[PROBLEM TO WORK ON]
Nothing but the line with "Output a JSON" and the lines after it, through the end of the records below, is to be repeated, exactly as it is.

[EXTRACTED ENTRIES]
——————
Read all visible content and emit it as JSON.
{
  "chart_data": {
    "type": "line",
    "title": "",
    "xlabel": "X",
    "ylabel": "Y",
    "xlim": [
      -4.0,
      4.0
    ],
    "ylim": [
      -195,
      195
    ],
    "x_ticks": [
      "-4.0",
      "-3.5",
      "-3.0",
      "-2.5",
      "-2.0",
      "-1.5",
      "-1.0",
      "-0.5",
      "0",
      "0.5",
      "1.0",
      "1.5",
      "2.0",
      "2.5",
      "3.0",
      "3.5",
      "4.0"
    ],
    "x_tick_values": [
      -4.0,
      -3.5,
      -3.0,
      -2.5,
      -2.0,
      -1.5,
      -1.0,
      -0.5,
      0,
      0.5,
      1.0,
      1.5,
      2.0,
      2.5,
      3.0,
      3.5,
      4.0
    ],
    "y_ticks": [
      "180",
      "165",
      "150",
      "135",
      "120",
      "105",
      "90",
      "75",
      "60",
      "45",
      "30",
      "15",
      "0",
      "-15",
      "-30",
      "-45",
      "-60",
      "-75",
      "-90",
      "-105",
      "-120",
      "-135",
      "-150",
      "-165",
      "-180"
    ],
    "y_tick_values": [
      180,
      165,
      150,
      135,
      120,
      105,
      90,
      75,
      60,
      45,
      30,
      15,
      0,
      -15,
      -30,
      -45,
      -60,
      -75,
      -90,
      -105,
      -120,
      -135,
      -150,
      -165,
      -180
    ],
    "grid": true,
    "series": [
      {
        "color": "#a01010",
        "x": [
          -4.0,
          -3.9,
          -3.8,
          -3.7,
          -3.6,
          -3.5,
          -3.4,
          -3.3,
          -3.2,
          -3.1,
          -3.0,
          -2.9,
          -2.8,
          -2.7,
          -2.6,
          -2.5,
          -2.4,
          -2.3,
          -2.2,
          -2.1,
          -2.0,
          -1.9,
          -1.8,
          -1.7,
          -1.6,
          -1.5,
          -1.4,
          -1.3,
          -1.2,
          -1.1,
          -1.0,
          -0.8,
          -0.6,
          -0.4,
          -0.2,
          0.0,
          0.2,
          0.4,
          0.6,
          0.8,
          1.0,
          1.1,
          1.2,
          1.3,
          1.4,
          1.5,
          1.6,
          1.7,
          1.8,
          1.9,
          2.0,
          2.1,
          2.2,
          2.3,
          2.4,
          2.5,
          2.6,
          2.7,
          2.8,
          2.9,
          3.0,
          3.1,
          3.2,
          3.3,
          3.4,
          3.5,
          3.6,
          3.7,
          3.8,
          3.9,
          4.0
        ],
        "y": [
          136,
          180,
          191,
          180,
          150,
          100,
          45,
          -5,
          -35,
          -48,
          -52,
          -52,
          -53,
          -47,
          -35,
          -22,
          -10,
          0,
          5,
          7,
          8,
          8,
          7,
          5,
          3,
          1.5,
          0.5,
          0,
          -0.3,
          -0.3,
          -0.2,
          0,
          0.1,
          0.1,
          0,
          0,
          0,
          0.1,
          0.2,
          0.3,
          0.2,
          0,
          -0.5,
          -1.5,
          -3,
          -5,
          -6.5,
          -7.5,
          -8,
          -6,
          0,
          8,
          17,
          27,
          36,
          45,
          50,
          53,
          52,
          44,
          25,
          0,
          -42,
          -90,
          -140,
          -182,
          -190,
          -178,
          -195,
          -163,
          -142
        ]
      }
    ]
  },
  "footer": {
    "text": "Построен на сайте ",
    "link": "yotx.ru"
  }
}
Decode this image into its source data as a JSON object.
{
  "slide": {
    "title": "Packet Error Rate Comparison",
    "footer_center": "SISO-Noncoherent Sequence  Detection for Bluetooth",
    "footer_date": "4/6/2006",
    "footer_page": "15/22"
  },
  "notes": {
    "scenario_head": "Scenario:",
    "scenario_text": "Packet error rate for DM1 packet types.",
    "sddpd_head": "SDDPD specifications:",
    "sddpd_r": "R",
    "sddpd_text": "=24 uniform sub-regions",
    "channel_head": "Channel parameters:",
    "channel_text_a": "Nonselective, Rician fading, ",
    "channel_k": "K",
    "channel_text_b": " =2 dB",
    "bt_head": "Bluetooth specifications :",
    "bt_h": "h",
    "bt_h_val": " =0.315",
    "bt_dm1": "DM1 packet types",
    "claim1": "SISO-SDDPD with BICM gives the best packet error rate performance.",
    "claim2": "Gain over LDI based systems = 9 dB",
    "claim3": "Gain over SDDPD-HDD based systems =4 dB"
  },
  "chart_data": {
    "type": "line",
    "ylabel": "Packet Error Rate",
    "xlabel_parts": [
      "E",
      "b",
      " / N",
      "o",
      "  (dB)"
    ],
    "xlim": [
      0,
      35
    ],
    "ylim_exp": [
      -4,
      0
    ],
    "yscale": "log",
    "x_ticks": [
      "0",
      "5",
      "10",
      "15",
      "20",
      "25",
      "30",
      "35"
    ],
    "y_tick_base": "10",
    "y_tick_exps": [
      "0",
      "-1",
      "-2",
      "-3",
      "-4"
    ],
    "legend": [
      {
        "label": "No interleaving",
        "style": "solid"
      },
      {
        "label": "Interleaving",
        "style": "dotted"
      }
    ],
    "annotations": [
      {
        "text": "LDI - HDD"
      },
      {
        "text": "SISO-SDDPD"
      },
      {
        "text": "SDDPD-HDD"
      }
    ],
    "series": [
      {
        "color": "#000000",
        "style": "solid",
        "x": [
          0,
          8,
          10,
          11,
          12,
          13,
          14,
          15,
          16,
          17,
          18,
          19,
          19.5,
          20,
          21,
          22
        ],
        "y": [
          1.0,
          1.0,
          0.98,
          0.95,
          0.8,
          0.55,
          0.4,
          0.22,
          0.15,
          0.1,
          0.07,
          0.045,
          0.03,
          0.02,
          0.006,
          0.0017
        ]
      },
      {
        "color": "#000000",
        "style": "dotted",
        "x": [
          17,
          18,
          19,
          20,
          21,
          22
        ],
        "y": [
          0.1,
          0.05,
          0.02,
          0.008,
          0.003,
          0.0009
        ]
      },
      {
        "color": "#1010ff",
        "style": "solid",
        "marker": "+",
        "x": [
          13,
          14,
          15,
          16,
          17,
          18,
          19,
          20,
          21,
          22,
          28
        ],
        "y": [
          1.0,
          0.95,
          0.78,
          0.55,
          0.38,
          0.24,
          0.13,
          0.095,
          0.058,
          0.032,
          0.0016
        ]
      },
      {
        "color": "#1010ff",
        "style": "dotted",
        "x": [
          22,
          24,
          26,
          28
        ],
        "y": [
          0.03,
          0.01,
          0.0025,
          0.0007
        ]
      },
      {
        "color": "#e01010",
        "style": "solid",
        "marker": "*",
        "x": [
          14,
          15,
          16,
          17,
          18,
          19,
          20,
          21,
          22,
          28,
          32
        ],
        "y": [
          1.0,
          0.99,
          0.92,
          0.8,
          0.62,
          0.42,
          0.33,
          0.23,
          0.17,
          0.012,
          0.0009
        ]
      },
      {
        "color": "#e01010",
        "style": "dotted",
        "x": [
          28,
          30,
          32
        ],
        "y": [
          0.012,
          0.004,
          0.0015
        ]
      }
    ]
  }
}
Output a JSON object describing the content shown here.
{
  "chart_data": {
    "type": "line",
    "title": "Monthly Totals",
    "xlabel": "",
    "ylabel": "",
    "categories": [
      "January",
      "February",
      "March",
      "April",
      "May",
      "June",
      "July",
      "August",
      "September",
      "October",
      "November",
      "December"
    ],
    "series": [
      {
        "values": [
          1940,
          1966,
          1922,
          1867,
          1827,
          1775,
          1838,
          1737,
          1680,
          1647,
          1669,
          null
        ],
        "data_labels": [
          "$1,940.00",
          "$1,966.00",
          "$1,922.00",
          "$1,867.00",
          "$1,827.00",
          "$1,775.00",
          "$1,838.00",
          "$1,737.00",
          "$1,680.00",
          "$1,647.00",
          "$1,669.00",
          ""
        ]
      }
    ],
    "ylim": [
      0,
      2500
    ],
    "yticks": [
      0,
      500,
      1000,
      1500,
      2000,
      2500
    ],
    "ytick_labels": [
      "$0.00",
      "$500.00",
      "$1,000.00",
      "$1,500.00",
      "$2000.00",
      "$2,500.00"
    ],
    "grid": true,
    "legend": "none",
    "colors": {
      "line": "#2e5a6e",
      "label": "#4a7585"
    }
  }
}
——————
[EXERCISE RESPONSE]
Output a JSON object describing the content shown here.
{
  "chart_data": {
    "type": "line",
    "title": "Monthly Totals",
    "xlabel": "",
    "ylabel": "",
    "categories": [
      "January",
      "February",
      "March",
      "April",
      "May",
      "June",
      "July",
      "August",
      "September",
      "October",
      "November",
      "December"
    ],
    "series": [
      {
        "values": [
          1940,
          1966,
          1922,
          1867,
          1827,
          1775,
          1838,
          1737,
          1680,
          1647,
          1669,
          null
        ],
        "data_labels": [
          "$1,940.00",
          "$1,966.00",
          "$1,922.00",
          "$1,867.00",
          "$1,827.00",
          "$1,775.00",
          "$1,838.00",
          "$1,737.00",
          "$1,680.00",
          "$1,647.00",
          "$1,669.00",
          ""
        ]
      }
    ],
    "ylim": [
      0,
      2500
    ],
    "yticks": [
      0,
      500,
      1000,
      1500,
      2000,
      2500
    ],
    "ytick_labels": [
      "$0.00",
      "$500.00",
      "$1,000.00",
      "$1,500.00",
      "$2000.00",
      "$2,500.00"
    ],
    "grid": true,
    "legend": "none",
    "colors": {
      "line": "#2e5a6e",
      "label": "#4a7585"
    }
  }
}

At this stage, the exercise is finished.